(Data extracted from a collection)
──────

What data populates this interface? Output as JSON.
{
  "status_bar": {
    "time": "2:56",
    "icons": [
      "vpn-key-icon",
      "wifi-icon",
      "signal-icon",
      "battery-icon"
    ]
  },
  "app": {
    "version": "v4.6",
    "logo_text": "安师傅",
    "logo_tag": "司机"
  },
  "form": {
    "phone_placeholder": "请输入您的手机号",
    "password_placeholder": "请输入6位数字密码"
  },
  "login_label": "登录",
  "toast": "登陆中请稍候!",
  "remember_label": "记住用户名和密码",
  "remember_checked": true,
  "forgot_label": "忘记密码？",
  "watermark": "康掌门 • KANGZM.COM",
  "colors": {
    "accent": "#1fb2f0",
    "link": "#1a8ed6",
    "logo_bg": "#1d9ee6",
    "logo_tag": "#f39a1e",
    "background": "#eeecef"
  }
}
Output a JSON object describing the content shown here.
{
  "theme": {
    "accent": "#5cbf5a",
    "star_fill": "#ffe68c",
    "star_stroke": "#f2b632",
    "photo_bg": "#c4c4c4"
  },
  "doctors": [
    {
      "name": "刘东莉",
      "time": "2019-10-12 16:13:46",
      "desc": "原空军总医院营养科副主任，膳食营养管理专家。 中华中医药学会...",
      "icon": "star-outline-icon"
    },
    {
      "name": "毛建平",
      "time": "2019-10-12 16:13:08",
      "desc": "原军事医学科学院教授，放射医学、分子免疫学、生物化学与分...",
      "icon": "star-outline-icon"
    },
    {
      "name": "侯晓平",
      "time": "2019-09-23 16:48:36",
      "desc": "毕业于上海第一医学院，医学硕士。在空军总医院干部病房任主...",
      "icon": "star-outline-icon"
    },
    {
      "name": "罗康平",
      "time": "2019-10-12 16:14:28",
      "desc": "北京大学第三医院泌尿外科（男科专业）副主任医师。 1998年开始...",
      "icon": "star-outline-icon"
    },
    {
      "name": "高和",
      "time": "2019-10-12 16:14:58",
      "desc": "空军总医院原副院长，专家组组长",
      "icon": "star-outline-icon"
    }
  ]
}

──────

-- Given problem --
Where a line above contains the string "name", copy that line.

-- Written solution --
      "name": "刘东莉",
      "name": "毛建平",
      "name": "侯晓平",
      "name": "罗康平",
      "name": "高和",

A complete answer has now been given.